■ **Exercise details**
Find the string "author" in the entries and copy each line that has it.

[Dataset records]
---

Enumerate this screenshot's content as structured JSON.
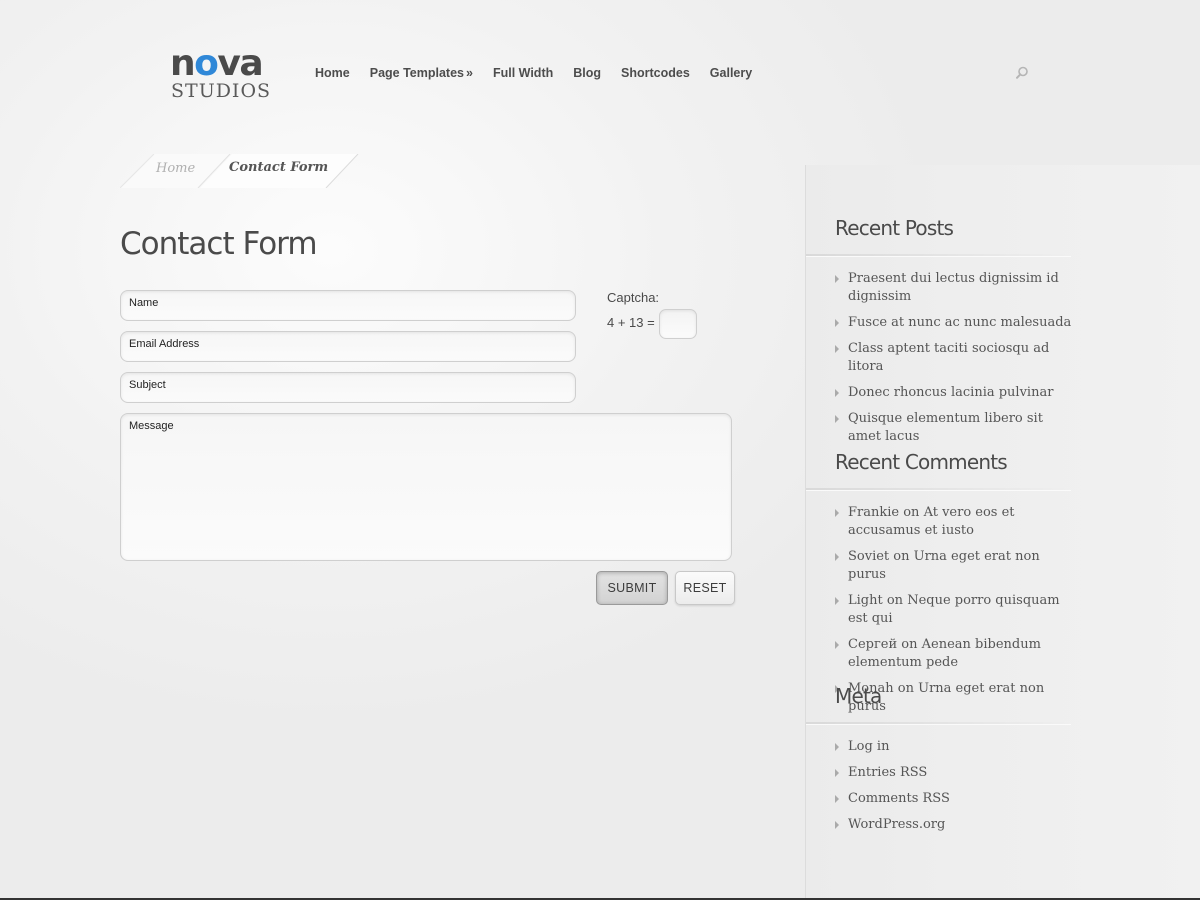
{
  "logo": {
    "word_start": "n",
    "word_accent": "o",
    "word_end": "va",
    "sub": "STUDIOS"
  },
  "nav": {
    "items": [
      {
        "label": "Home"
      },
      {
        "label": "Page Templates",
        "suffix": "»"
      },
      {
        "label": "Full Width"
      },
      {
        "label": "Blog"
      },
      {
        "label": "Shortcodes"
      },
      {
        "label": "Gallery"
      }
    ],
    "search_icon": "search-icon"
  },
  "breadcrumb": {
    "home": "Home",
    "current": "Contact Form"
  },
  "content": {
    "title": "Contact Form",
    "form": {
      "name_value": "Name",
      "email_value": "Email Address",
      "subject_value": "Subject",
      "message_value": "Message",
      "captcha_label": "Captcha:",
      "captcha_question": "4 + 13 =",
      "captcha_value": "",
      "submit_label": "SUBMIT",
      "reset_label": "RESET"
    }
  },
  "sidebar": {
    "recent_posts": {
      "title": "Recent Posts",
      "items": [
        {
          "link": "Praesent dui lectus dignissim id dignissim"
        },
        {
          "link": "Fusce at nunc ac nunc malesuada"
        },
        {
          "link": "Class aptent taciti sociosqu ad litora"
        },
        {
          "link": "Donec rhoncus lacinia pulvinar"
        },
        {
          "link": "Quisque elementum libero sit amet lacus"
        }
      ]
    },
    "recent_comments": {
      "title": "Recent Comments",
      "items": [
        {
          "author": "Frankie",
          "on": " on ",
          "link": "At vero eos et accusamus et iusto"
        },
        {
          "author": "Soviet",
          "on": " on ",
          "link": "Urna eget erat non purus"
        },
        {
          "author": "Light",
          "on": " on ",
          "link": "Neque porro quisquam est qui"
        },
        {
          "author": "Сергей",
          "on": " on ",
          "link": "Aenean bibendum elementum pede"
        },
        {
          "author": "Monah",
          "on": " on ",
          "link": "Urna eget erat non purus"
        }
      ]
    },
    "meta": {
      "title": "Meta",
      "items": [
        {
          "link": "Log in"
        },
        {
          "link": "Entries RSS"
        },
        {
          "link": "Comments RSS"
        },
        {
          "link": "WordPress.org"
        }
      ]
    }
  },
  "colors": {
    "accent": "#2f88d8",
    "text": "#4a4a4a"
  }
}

---

■ **Complete output**
          "author": "Frankie",
          "author": "Soviet",
          "author": "Light",
          "author": "Сергей",
          "author": "Monah",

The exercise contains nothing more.